SELECTED PASSAGE
━━━━━━━━━━━━━━━━
MiR-383-5p inhibition is sufficient to promote axon growth and regeneration
We first investigated if downregulating miR-383-5p is sufficient to promote neurite outgrowth. Dissociated retinal neurons prepared from P5 to P7 mice were transfected with a locked nucleic acid targeting miR-383-5p (LNA-383) to sequester endogenous miR-383-5p or a nontargeting LNA control (LNA-NT) for 72 h. Neurons were then trypsinized and reseeded in new plates to restart axon outgrowth allowing for the assessment of neurite regeneration. LNA-383 transfection significantly increased neurite outgrowth in retinal neurons (t(6) = 2.687; p = 0.0362; Fig. 2A,B). We also asked if the effect of miR-383-5p inhibition on neurite growth is conserved in other types of neurons. Dissociated E16 mouse cortical neurons were treated with LNA-383, reseeded, and fixed after 4 DIV to assess neurite outgrowth. Treatment of cortical neurons with LNA-383 also promoted significant axon growth compared with that with LNA-NT (t(7) = 6.676; p = 0.0003), demonstrating that the effect of miR-383-5p inhibition on neurite regeneration in vitro is conserved between these neuronal subtypes (Fig. 2C,D).
━━━━━━━━━━━━━━━━
EXCERPTED RECORDS
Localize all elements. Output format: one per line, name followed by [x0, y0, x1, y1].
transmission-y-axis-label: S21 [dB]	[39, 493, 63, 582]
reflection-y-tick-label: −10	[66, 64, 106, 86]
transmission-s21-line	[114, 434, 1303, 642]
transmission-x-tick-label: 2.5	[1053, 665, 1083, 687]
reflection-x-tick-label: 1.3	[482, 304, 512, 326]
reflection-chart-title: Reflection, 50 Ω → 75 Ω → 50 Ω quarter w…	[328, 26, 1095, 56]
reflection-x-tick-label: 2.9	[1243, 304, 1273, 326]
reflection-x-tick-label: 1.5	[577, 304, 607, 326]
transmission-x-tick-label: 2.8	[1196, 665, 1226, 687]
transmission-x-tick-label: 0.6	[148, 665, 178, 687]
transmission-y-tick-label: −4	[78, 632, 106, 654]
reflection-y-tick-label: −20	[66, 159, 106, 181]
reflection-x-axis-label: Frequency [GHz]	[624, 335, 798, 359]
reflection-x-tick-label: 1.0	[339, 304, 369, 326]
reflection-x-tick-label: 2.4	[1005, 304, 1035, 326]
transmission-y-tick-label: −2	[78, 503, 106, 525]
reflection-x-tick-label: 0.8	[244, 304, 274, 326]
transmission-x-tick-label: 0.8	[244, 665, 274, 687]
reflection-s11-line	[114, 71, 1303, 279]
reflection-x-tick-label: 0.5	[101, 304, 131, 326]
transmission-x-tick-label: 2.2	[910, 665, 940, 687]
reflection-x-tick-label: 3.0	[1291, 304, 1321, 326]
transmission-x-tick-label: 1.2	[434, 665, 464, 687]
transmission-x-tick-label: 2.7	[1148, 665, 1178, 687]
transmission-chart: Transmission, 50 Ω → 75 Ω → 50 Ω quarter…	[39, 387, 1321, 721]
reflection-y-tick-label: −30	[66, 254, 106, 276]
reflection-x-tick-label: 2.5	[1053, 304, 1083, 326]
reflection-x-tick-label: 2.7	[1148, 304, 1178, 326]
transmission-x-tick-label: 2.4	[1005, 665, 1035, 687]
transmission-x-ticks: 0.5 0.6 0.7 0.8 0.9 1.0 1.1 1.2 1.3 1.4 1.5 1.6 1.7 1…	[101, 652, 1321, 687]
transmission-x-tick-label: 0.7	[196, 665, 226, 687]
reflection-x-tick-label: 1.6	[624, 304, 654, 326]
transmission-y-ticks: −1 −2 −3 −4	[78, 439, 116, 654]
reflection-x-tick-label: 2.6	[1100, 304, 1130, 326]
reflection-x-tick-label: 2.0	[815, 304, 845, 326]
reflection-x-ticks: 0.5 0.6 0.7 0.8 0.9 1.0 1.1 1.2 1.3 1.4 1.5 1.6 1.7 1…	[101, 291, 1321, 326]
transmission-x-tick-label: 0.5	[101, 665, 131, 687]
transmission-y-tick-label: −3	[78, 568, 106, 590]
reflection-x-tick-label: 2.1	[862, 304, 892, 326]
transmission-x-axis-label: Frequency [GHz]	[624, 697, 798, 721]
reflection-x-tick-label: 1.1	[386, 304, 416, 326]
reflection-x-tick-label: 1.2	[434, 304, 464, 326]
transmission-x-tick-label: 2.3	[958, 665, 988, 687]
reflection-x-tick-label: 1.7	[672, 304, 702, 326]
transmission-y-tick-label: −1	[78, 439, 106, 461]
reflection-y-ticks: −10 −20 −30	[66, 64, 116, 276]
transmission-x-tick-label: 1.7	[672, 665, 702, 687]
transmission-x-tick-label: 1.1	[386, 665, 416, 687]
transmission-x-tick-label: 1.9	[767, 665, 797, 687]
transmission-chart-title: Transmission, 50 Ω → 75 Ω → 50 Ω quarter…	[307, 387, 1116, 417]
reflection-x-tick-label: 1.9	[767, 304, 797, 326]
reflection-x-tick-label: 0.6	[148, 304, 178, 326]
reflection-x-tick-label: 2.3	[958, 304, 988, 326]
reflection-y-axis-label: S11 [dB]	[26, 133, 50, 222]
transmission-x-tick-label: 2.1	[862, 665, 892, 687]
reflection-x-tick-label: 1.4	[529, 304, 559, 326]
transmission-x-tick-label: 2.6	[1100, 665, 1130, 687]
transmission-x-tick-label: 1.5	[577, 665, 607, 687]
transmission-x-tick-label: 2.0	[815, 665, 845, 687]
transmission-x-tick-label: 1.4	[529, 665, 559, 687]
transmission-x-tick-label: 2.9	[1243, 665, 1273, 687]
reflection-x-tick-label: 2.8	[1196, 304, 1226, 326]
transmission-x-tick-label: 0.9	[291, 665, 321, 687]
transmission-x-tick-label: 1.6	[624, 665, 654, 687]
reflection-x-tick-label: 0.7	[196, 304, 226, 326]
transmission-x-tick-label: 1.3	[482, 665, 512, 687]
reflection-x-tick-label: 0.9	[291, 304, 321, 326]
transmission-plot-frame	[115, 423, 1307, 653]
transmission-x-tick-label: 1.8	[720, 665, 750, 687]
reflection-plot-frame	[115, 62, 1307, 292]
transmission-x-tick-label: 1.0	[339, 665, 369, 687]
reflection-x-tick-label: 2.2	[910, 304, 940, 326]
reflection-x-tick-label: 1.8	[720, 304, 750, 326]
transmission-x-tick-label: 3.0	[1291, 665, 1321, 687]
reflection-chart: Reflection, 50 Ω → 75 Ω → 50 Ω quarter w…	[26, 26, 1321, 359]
━━━━━━━━━━━━━━━━
THE TASK
Extend the passage on miR-383-5p inhibition and axon growth by writing the next part, starting after its final sentence.

TASK RESULT
To determine if miR-383-5p inhibition could mimic the growth-promoting effects of intraocular inflammation, we applied LNA-383 in the in vivo ONC model to assess its effects on regeneration. We conducted an intravitreal injection of fluorescently labeled LNA-383 (FAM) at 1.5 nmol/μl of uninjured mice and confirmed that LNA-383 is successfully taken up by BRN3A-positive RGCs (Fig. 2E). Furthermore, we verified that an intravitreal injection of unlabeled LNA-383 or LNA-NT did show any signs of toxicity with RGC survival remaining unaffected 7 DPI (Fig. 2F). To assess the impact of LNA-383 on optic nerve regeneration, we injected mice with LNA at the time of ONC and again 7 d later to maintain LNA levels throughout the 2 week duration of the experiment (Fig. 2G). The anterograde tracer Ctβ was intravitreally injected 2 d prior to sacrifice to label regenerating axons, and optic nerve regeneration was assessed at 14 DPI in whole-mount cleared optic nerves. Quantification of axons projecting past the lesion site revealed that the inhibition of miR-383-5p with LNA-383 significantly promotes axon regeneration (two-way ANOVA; F(1,17) = 5.011; p = 0.0336). This effect was driven by differences at short distances compared with LNA-NT with an average of ∼20 regenerating axon fibers at 1,000 μm past the injury site (t(27) = 3.376; p = 0.0067; Fig. 2H,I).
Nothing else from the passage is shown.